Where a line in the listing below contains the word "农村建房申请书", copy that line.

________________________________________

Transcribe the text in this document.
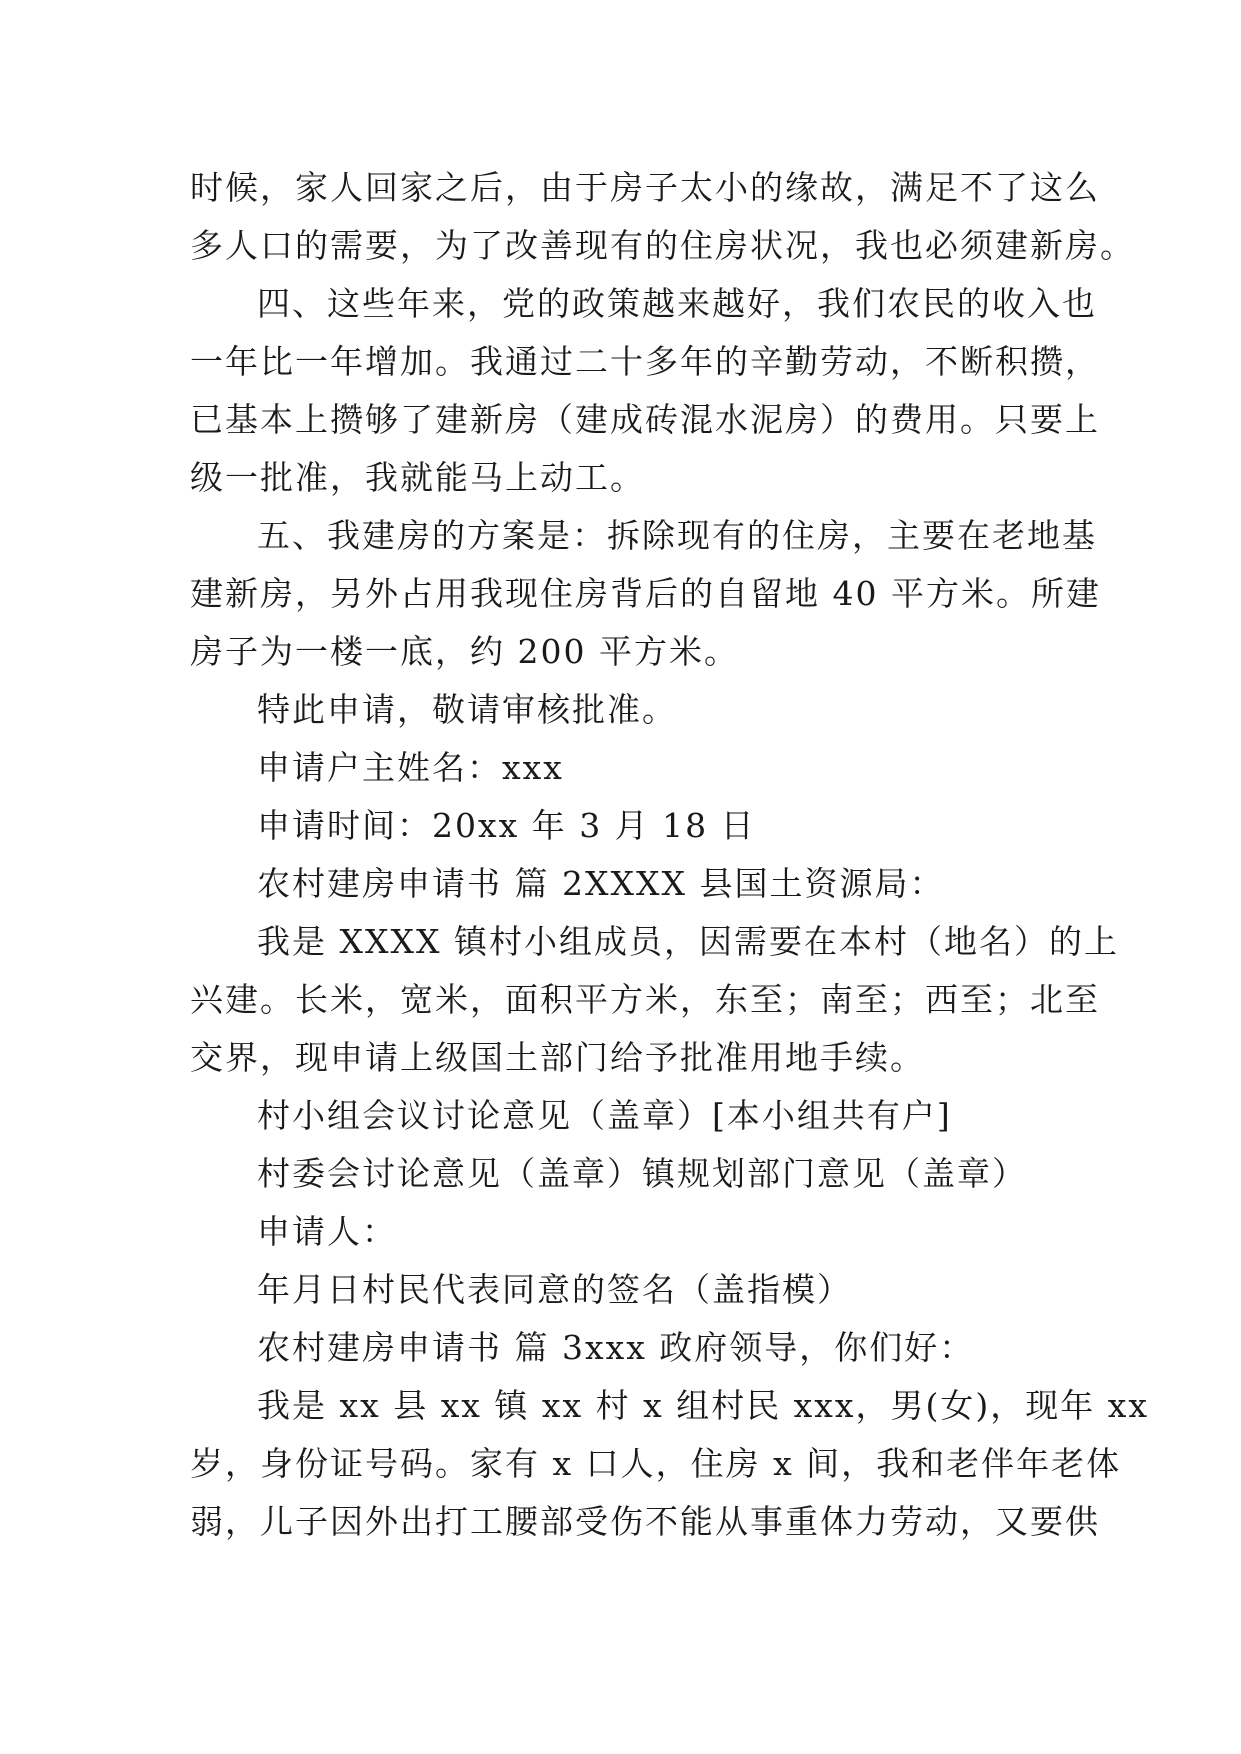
时候，家人回家之后，由于房子太小的缘故，满足不了这么
多人口的需要，为了改善现有的住房状况，我也必须建新房。
四、这些年来，党的政策越来越好，我们农民的收入也
一年比一年增加。我通过二十多年的辛勤劳动，不断积攒，
已基本上攒够了建新房（建成砖混水泥房）的费用。只要上
级一批准，我就能马上动工。
五、我建房的方案是：拆除现有的住房，主要在老地基
建新房，另外占用我现住房背后的自留地 40 平方米。所建
房子为一楼一底，约 200 平方米。
特此申请，敬请审核批准。
申请户主姓名：xxx
申请时间：20xx 年 3 月 18 日
农村建房申请书 篇 2XXXX 县国土资源局：
我是 XXXX 镇村小组成员，因需要在本村（地名）的上
兴建。长米，宽米，面积平方米，东至；南至；西至；北至
交界，现申请上级国土部门给予批准用地手续。
村小组会议讨论意见（盖章）[本小组共有户]
村委会讨论意见（盖章）镇规划部门意见（盖章）
申请人：
年月日村民代表同意的签名（盖指模）
农村建房申请书 篇 3xxx 政府领导，你们好：
我是 xx 县 xx 镇 xx 村 x 组村民 xxx，男(女)，现年 xx
岁，身份证号码。家有 x 口人，住房 x 间，我和老伴年老体
弱，儿子因外出打工腰部受伤不能从事重体力劳动，又要供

________________________________________

■ **REPLY**
农村建房申请书 篇 2XXXX 县国土资源局：
农村建房申请书 篇 3xxx 政府领导，你们好：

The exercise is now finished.